• _Material provided_
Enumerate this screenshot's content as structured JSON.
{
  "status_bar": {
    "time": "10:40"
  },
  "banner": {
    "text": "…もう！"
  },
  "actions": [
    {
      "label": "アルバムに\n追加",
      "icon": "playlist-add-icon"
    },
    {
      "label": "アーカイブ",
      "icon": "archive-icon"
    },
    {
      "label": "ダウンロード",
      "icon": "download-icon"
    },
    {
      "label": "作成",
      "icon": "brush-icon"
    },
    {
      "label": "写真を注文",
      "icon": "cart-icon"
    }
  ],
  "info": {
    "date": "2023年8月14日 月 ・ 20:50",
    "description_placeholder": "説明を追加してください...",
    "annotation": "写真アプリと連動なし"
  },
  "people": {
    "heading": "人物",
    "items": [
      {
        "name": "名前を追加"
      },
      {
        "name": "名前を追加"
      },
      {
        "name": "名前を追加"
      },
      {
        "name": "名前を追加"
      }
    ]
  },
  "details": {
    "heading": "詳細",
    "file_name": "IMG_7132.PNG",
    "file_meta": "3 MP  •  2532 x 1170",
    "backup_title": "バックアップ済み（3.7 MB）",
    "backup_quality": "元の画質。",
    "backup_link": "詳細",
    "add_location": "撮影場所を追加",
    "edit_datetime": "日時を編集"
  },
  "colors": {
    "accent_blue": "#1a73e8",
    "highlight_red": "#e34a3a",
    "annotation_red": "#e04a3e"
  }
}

• _The request_
Above are some records; extract every one of them exactly.

• _Exercise answer_
Enumerate this screenshot's content as structured JSON.
{
  "status_bar": {
    "time": "10:40"
  },
  "banner": {
    "text": "…もう！"
  },
  "actions": [
    {
      "label": "アルバムに\n追加",
      "icon": "playlist-add-icon"
    },
    {
      "label": "アーカイブ",
      "icon": "archive-icon"
    },
    {
      "label": "ダウンロード",
      "icon": "download-icon"
    },
    {
      "label": "作成",
      "icon": "brush-icon"
    },
    {
      "label": "写真を注文",
      "icon": "cart-icon"
    }
  ],
  "info": {
    "date": "2023年8月14日 月 ・ 20:50",
    "description_placeholder": "説明を追加してください...",
    "annotation": "写真アプリと連動なし"
  },
  "people": {
    "heading": "人物",
    "items": [
      {
        "name": "名前を追加"
      },
      {
        "name": "名前を追加"
      },
      {
        "name": "名前を追加"
      },
      {
        "name": "名前を追加"
      }
    ]
  },
  "details": {
    "heading": "詳細",
    "file_name": "IMG_7132.PNG",
    "file_meta": "3 MP  •  2532 x 1170",
    "backup_title": "バックアップ済み（3.7 MB）",
    "backup_quality": "元の画質。",
    "backup_link": "詳細",
    "add_location": "撮影場所を追加",
    "edit_datetime": "日時を編集"
  },
  "colors": {
    "accent_blue": "#1a73e8",
    "highlight_red": "#e34a3a",
    "annotation_red": "#e04a3e"
  }
}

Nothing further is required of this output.